--- Textauszug ---

Nigeria hat gewählt, trotz einer Reihe von Problemen in Wahllokalen. Unsere Autorin war am Wahltag unterwegs in der Wirtschaftsmetropole Lagos.

Stimmauszählung vor einem Wahllokal Lagos in Nigeria Foto: Ben Curtis/ap

Lagos taz | In der Ikeja Street in Ikoyi, einem Stadtteil von Lagos, fängt der Wahltag mit Warten an. Nigerias Präsidenten-, Repräsentantenhaus- und Senatswahlen sollten eigentlich um 8.30 Uhr beginnen. Doch 45 Minuten später sind die Ver­tre­te­r*in­nen der Wahlkommission (INEC) noch immer nicht da. Die Wartenden haben sich auf den Bürgersteig auf der gegenüberliegenden Straßenseite gesetzt, und die graue Mauer spendet etwas Schatten. Für die Älteren werden Plastikstühle aus den Häusern geholt.

---

Wie könnte der Bericht über den Wahltag in Lagos weitergehen? Schreibe ihn im Anschluss an den letzten Satz fort. Die Daten braucht es zur Bearbeitung nicht.

--- Vorliegende Daten ---

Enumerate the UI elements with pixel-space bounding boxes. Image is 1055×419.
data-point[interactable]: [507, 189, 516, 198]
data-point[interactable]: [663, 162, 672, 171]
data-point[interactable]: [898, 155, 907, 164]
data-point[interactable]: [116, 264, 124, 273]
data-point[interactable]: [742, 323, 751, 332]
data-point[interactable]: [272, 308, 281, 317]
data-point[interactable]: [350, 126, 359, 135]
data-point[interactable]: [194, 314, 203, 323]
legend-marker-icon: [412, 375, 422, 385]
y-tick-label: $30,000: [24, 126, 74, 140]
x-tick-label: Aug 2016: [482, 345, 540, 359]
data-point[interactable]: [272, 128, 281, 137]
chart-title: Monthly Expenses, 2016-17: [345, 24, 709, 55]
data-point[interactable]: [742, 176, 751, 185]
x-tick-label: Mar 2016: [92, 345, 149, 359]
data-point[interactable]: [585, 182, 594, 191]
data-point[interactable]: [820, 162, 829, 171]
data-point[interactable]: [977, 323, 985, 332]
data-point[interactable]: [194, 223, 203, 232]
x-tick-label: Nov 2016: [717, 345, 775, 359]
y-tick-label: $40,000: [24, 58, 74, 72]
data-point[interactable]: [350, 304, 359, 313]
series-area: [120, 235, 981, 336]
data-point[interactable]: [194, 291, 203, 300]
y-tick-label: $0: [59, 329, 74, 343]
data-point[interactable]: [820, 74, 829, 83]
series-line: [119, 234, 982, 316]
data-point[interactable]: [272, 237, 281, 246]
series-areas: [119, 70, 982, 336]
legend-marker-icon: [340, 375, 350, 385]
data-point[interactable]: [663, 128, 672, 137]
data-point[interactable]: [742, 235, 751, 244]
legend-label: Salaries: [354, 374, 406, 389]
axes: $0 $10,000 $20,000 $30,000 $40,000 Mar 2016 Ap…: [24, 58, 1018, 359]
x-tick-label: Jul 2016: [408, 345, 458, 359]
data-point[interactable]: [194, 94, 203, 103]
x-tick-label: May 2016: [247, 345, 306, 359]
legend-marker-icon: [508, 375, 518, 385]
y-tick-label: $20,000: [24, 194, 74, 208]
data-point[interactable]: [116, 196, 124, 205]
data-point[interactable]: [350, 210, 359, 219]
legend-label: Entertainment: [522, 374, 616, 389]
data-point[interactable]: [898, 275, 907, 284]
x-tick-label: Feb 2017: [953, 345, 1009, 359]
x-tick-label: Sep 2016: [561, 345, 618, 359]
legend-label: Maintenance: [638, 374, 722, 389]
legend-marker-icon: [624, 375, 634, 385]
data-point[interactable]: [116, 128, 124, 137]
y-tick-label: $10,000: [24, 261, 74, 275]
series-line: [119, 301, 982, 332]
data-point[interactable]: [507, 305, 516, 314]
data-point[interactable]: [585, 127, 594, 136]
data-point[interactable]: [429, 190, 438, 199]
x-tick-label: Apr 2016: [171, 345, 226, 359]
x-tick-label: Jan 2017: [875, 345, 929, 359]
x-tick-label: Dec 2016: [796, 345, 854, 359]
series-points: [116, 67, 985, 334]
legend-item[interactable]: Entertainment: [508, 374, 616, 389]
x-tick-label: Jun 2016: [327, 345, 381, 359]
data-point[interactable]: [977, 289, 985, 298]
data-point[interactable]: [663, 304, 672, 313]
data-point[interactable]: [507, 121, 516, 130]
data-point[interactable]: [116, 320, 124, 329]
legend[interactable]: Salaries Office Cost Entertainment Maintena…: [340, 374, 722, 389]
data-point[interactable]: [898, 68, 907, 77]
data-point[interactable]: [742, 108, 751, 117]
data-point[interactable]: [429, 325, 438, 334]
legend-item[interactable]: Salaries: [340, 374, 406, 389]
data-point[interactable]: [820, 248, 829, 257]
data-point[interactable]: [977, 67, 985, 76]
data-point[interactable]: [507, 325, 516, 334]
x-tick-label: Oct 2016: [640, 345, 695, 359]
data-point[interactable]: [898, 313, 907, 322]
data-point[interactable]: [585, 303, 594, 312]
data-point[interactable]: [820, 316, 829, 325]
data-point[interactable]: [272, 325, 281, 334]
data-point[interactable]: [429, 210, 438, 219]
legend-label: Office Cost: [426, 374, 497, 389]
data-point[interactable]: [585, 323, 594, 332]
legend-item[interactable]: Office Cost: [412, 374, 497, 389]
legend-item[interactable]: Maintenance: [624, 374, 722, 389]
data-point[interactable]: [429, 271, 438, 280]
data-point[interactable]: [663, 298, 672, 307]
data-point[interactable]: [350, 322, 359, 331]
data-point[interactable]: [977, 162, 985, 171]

---

*Schriftliche Antwort*.
Aus vielen Landesteilen wird Ähnliches berichtet. Yiaga, eine nichtstaatliche Organisation mit 3.836 Wahlbeobachter*innen, sagt: Um 9.30 Uhr konnte nicht einmal in jedem zweiten Wahllokal abgestimmt werden. Auf der interaktiven Karte von Connected Development (CODE), die 20.000 Personen mit Daten füttern, bleibt das anfangs ebenfalls die Hauptkritik. Im Laufe des Tages werden allerdings hauptsächlich aus Lagos – Hochburg des regierenden All Progressives Congress (APC) – Vorfälle von gestohlenen Wahlurnen und Einschüchterungsversuchen bekannt. Häufiger Schauplatz ist Surulele.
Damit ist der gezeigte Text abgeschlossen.